> _Short exercise_
Say how many lines contain the string "Reviews". Give no other output.

─── Exercise input

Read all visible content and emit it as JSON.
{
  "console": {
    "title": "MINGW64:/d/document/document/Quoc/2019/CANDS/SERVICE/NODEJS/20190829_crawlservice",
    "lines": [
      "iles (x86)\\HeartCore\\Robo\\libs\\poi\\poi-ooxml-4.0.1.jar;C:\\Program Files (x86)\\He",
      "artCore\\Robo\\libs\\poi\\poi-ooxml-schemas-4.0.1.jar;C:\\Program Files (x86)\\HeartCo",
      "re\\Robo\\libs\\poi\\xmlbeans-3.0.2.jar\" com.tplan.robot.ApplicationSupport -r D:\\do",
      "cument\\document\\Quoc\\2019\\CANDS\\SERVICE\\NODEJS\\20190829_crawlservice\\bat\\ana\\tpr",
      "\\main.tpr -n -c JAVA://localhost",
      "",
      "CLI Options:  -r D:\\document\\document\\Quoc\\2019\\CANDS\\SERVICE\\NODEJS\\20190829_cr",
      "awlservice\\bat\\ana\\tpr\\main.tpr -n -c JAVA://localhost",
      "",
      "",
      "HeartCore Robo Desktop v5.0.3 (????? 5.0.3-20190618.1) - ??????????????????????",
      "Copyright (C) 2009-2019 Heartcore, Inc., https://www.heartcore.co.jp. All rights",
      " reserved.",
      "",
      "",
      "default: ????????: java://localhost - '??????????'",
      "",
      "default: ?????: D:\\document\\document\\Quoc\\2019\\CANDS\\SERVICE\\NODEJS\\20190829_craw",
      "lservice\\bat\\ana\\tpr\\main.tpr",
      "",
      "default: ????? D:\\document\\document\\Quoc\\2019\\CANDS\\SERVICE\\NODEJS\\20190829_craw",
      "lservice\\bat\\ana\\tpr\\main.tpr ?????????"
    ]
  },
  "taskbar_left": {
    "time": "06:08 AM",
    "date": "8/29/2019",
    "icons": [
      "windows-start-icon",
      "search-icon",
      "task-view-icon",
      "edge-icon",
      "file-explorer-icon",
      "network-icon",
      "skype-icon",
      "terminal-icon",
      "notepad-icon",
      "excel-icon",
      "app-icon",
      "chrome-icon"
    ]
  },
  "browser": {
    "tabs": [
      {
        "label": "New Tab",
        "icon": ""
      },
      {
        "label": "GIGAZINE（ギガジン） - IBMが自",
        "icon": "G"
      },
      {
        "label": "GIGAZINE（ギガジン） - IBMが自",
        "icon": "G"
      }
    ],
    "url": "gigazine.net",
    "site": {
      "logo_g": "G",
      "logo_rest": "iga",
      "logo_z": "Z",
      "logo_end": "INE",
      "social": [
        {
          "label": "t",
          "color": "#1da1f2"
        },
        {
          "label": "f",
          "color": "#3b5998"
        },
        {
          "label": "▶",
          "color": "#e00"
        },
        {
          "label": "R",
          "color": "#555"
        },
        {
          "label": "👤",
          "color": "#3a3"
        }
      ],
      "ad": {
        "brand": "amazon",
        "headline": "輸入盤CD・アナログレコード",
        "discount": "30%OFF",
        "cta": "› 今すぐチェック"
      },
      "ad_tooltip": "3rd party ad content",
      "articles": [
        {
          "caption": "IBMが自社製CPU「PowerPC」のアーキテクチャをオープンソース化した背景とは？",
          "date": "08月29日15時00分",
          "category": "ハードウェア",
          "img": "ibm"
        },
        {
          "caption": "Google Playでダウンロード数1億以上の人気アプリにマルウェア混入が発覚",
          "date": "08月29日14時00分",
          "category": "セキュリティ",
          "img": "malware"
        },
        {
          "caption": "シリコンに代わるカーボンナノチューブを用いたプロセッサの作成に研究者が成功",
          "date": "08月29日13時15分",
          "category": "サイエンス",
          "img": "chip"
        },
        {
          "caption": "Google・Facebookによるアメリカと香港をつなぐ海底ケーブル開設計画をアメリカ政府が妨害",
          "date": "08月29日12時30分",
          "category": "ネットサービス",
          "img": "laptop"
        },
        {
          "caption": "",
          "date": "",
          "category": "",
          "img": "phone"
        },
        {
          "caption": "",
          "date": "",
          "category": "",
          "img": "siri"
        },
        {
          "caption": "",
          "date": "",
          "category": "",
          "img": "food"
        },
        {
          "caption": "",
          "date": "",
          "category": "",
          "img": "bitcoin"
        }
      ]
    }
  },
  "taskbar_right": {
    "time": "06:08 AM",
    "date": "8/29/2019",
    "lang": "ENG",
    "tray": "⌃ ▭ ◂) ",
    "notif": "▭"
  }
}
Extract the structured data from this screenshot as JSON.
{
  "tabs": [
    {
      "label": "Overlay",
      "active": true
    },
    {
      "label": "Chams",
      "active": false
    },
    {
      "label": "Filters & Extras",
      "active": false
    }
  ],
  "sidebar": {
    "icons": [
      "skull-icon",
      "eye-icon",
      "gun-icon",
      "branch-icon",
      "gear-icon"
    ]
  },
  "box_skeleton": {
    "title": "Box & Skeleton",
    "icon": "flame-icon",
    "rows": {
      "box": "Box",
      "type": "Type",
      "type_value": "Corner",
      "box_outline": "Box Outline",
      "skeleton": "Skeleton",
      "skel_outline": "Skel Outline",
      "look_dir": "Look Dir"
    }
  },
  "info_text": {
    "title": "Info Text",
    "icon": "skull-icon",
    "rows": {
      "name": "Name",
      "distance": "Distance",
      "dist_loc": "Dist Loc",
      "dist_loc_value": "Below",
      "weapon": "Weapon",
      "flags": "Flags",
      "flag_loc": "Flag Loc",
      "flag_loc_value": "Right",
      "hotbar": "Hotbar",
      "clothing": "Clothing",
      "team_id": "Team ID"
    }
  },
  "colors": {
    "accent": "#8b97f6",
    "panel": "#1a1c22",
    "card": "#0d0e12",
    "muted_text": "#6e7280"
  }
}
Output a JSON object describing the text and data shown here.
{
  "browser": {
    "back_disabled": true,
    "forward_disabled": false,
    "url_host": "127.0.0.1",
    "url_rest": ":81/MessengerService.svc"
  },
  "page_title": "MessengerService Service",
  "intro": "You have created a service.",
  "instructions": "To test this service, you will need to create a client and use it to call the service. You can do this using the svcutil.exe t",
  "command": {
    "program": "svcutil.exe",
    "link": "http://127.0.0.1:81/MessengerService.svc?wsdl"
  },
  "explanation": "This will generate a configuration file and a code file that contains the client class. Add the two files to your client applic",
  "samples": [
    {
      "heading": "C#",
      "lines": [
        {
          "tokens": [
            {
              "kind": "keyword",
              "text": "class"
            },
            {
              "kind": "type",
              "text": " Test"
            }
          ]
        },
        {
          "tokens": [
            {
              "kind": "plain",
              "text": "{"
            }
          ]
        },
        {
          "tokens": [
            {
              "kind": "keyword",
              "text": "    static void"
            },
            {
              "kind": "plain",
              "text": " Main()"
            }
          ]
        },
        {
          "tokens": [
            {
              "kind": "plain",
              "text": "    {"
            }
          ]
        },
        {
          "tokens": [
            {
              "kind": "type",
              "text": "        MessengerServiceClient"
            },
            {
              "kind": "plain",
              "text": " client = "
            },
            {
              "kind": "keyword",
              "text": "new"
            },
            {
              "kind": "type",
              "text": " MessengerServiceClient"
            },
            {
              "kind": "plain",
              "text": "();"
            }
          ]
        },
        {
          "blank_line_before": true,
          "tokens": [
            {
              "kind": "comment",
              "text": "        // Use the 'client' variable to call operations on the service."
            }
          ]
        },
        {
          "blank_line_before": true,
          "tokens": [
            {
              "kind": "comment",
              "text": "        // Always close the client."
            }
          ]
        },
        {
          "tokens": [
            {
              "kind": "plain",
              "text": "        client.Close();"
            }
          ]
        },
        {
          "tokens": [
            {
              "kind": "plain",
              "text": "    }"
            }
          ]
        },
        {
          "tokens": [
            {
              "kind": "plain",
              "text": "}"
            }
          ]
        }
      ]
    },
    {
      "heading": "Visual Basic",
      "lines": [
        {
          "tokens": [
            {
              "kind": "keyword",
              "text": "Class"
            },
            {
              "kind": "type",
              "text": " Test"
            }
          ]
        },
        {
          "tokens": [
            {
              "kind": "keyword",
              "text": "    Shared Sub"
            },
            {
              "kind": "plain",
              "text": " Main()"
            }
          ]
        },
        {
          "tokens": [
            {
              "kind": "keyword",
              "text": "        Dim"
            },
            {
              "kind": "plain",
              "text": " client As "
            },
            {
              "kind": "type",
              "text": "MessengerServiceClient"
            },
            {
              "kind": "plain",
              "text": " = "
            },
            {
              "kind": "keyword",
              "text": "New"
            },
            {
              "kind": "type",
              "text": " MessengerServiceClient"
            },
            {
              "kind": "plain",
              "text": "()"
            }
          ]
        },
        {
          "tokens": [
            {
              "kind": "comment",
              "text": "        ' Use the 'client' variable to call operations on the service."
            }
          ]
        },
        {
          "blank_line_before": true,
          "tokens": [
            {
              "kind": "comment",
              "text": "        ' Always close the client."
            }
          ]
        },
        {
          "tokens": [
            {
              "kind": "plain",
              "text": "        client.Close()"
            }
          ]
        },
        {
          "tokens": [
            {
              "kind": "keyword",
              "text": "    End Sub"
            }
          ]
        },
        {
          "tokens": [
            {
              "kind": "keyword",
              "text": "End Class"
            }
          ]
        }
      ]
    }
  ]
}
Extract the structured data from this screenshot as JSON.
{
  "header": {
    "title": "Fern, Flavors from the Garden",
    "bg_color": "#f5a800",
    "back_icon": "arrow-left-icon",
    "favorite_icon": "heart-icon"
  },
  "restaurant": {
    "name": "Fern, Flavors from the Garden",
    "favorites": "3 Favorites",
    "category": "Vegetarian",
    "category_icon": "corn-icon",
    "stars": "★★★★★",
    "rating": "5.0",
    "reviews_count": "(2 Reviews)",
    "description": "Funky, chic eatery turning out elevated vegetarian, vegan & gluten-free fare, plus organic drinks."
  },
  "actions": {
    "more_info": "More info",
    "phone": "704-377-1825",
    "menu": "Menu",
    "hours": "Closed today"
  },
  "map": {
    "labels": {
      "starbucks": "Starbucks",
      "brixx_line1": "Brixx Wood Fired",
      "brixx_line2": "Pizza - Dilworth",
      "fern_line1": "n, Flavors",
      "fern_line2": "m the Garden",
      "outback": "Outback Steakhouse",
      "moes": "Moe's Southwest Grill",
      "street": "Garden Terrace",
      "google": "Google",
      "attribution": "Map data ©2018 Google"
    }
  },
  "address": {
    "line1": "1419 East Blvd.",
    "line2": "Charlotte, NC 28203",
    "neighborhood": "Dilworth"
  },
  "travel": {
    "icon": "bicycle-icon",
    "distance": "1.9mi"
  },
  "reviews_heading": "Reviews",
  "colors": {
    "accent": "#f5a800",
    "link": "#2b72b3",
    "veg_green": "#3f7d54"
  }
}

──────

> _Correct response_
2